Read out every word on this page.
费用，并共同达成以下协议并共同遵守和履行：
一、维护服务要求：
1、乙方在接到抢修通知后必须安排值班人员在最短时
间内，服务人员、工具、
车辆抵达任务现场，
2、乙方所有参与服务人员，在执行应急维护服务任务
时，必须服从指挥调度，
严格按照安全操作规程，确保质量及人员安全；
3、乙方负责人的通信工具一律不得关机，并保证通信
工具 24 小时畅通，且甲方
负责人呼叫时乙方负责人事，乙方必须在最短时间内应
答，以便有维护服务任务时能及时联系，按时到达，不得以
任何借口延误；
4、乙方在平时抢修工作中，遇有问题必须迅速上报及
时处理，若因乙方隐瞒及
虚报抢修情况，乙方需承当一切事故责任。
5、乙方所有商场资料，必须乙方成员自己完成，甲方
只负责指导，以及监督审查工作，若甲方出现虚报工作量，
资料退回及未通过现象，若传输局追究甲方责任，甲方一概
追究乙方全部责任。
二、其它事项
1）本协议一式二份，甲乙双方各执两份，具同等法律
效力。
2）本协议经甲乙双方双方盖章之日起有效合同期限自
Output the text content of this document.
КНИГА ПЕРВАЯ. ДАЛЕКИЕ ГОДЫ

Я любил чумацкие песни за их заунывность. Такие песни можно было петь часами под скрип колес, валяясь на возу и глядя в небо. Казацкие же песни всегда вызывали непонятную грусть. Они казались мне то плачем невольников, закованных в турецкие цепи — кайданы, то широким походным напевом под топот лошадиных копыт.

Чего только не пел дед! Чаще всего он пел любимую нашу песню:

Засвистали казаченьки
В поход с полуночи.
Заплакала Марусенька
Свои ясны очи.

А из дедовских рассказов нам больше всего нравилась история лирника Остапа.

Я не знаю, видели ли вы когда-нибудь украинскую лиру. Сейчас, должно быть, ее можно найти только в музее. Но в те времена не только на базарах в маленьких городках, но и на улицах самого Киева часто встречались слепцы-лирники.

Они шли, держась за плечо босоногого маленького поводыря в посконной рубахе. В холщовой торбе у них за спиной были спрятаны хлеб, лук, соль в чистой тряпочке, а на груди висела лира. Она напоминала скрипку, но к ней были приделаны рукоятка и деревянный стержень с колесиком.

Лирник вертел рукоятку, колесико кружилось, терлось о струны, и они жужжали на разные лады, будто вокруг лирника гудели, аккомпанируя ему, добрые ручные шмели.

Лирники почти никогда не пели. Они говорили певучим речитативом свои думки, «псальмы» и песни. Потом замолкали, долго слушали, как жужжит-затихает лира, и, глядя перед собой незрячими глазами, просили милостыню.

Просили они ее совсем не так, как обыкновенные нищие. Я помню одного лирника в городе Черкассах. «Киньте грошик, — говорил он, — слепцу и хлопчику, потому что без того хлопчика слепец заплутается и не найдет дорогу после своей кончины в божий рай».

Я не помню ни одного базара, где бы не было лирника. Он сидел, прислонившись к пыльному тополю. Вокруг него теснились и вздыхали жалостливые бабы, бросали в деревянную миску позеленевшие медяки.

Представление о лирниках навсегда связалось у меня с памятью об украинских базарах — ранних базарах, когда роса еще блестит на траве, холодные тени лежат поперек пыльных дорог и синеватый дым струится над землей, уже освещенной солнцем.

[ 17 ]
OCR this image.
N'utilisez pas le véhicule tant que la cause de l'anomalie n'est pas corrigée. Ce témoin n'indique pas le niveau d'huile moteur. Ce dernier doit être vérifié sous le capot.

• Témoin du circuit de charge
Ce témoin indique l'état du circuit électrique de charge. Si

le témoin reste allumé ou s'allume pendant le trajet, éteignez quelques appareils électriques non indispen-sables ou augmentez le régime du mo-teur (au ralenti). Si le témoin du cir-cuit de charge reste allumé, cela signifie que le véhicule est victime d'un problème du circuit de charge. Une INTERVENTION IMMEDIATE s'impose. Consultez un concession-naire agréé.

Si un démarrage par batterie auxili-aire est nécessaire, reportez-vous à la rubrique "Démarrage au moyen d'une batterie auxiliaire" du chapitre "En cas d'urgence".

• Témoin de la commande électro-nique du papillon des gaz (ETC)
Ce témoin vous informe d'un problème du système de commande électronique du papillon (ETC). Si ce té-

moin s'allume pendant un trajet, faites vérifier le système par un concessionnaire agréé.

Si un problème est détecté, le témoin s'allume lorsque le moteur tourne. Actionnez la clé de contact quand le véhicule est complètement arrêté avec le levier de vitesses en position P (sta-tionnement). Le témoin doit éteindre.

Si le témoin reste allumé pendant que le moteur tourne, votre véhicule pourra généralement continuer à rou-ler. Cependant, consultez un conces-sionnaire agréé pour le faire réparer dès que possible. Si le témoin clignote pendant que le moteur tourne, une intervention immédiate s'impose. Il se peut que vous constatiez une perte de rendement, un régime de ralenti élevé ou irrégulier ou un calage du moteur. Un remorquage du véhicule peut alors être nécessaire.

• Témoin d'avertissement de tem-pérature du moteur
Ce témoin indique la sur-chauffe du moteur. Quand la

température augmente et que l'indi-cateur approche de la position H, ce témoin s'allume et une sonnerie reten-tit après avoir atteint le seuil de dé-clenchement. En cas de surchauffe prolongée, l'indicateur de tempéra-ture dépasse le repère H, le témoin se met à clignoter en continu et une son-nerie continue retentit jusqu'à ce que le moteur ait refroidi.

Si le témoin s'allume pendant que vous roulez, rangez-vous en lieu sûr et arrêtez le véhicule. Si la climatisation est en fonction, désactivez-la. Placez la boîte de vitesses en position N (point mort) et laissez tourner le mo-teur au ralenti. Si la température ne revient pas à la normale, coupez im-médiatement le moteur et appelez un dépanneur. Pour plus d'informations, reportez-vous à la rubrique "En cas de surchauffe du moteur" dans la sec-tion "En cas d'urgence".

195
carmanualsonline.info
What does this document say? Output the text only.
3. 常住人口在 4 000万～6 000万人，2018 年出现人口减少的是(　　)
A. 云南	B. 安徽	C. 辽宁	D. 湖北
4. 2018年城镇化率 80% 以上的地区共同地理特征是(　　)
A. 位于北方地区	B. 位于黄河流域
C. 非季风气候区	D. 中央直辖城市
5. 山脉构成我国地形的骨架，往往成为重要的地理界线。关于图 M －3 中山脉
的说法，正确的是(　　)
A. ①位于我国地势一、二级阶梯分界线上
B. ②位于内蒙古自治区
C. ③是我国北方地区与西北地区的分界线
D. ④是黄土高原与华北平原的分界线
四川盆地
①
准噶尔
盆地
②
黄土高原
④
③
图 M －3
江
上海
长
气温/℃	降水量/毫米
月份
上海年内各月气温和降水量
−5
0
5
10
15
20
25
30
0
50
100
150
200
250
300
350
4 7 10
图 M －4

+ + + + +

_Stated task_
Repeat the records above exactly as they appear.

_Exercise result_
Read out every word on this page.
费用，并共同达成以下协议并共同遵守和履行：
一、维护服务要求：
1、乙方在接到抢修通知后必须安排值班人员在最短时
间内，服务人员、工具、
车辆抵达任务现场，
2、乙方所有参与服务人员，在执行应急维护服务任务
时，必须服从指挥调度，
严格按照安全操作规程，确保质量及人员安全；
3、乙方负责人的通信工具一律不得关机，并保证通信
工具 24 小时畅通，且甲方
负责人呼叫时乙方负责人事，乙方必须在最短时间内应
答，以便有维护服务任务时能及时联系，按时到达，不得以
任何借口延误；
4、乙方在平时抢修工作中，遇有问题必须迅速上报及
时处理，若因乙方隐瞒及
虚报抢修情况，乙方需承当一切事故责任。
5、乙方所有商场资料，必须乙方成员自己完成，甲方
只负责指导，以及监督审查工作，若甲方出现虚报工作量，
资料退回及未通过现象，若传输局追究甲方责任，甲方一概
追究乙方全部责任。
二、其它事项
1）本协议一式二份，甲乙双方各执两份，具同等法律
效力。
2）本协议经甲乙双方双方盖章之日起有效合同期限自
Output the text content of this document.
КНИГА ПЕРВАЯ. ДАЛЕКИЕ ГОДЫ

Я любил чумацкие песни за их заунывность. Такие песни можно было петь часами под скрип колес, валяясь на возу и глядя в небо. Казацкие же песни всегда вызывали непонятную грусть. Они казались мне то плачем невольников, закованных в турецкие цепи — кайданы, то широким походным напевом под топот лошадиных копыт.

Чего только не пел дед! Чаще всего он пел любимую нашу песню:

Засвистали казаченьки
В поход с полуночи.
Заплакала Марусенька
Свои ясны очи.

А из дедовских рассказов нам больше всего нравилась история лирника Остапа.

Я не знаю, видели ли вы когда-нибудь украинскую лиру. Сейчас, должно быть, ее можно найти только в музее. Но в те времена не только на базарах в маленьких городках, но и на улицах самого Киева часто встречались слепцы-лирники.

Они шли, держась за плечо босоногого маленького поводыря в посконной рубахе. В холщовой торбе у них за спиной были спрятаны хлеб, лук, соль в чистой тряпочке, а на груди висела лира. Она напоминала скрипку, но к ней были приделаны рукоятка и деревянный стержень с колесиком.

Лирник вертел рукоятку, колесико кружилось, терлось о струны, и они жужжали на разные лады, будто вокруг лирника гудели, аккомпанируя ему, добрые ручные шмели.

Лирники почти никогда не пели. Они говорили певучим речитативом свои думки, «псальмы» и песни. Потом замолкали, долго слушали, как жужжит-затихает лира, и, глядя перед собой незрячими глазами, просили милостыню.

Просили они ее совсем не так, как обыкновенные нищие. Я помню одного лирника в городе Черкассах. «Киньте грошик, — говорил он, — слепцу и хлопчику, потому что без того хлопчика слепец заплутается и не найдет дорогу после своей кончины в божий рай».

Я не помню ни одного базара, где бы не было лирника. Он сидел, прислонившись к пыльному тополю. Вокруг него теснились и вздыхали жалостливые бабы, бросали в деревянную миску позеленевшие медяки.

Представление о лирниках навсегда связалось у меня с памятью об украинских базарах — ранних базарах, когда роса еще блестит на траве, холодные тени лежат поперек пыльных дорог и синеватый дым струится над землей, уже освещенной солнцем.

[ 17 ]
OCR this image.
N'utilisez pas le véhicule tant que la cause de l'anomalie n'est pas corrigée. Ce témoin n'indique pas le niveau d'huile moteur. Ce dernier doit être vérifié sous le capot.

• Témoin du circuit de charge
Ce témoin indique l'état du circuit électrique de charge. Si

le témoin reste allumé ou s'allume pendant le trajet, éteignez quelques appareils électriques non indispen-sables ou augmentez le régime du mo-teur (au ralenti). Si le témoin du cir-cuit de charge reste allumé, cela signifie que le véhicule est victime d'un problème du circuit de charge. Une INTERVENTION IMMEDIATE s'impose. Consultez un concession-naire agréé.

Si un démarrage par batterie auxili-aire est nécessaire, reportez-vous à la rubrique "Démarrage au moyen d'une batterie auxiliaire" du chapitre "En cas d'urgence".

• Témoin de la commande électro-nique du papillon des gaz (ETC)
Ce témoin vous informe d'un problème du système de commande électronique du papillon (ETC). Si ce té-

moin s'allume pendant un trajet, faites vérifier le système par un concessionnaire agréé.

Si un problème est détecté, le témoin s'allume lorsque le moteur tourne. Actionnez la clé de contact quand le véhicule est complètement arrêté avec le levier de vitesses en position P (sta-tionnement). Le témoin doit éteindre.

Si le témoin reste allumé pendant que le moteur tourne, votre véhicule pourra généralement continuer à rou-ler. Cependant, consultez un conces-sionnaire agréé pour le faire réparer dès que possible. Si le témoin clignote pendant que le moteur tourne, une intervention immédiate s'impose. Il se peut que vous constatiez une perte de rendement, un régime de ralenti élevé ou irrégulier ou un calage du moteur. Un remorquage du véhicule peut alors être nécessaire.

• Témoin d'avertissement de tem-pérature du moteur
Ce témoin indique la sur-chauffe du moteur. Quand la

température augmente et que l'indi-cateur approche de la position H, ce témoin s'allume et une sonnerie reten-tit après avoir atteint le seuil de dé-clenchement. En cas de surchauffe prolongée, l'indicateur de tempéra-ture dépasse le repère H, le témoin se met à clignoter en continu et une son-nerie continue retentit jusqu'à ce que le moteur ait refroidi.

Si le témoin s'allume pendant que vous roulez, rangez-vous en lieu sûr et arrêtez le véhicule. Si la climatisation est en fonction, désactivez-la. Placez la boîte de vitesses en position N (point mort) et laissez tourner le mo-teur au ralenti. Si la température ne revient pas à la normale, coupez im-médiatement le moteur et appelez un dépanneur. Pour plus d'informations, reportez-vous à la rubrique "En cas de surchauffe du moteur" dans la sec-tion "En cas d'urgence".

195
carmanualsonline.info
What does this document say? Output the text only.
3. 常住人口在 4 000万～6 000万人，2018 年出现人口减少的是(　　)
A. 云南	B. 安徽	C. 辽宁	D. 湖北
4. 2018年城镇化率 80% 以上的地区共同地理特征是(　　)
A. 位于北方地区	B. 位于黄河流域
C. 非季风气候区	D. 中央直辖城市
5. 山脉构成我国地形的骨架，往往成为重要的地理界线。关于图 M －3 中山脉
的说法，正确的是(　　)
A. ①位于我国地势一、二级阶梯分界线上
B. ②位于内蒙古自治区
C. ③是我国北方地区与西北地区的分界线
D. ④是黄土高原与华北平原的分界线
四川盆地
①
准噶尔
盆地
②
黄土高原
④
③
图 M －3
江
上海
长
气温/℃	降水量/毫米
月份
上海年内各月气温和降水量
−5
0
5
10
15
20
25
30
0
50
100
150
200
250
300
350
4 7 10
图 M －4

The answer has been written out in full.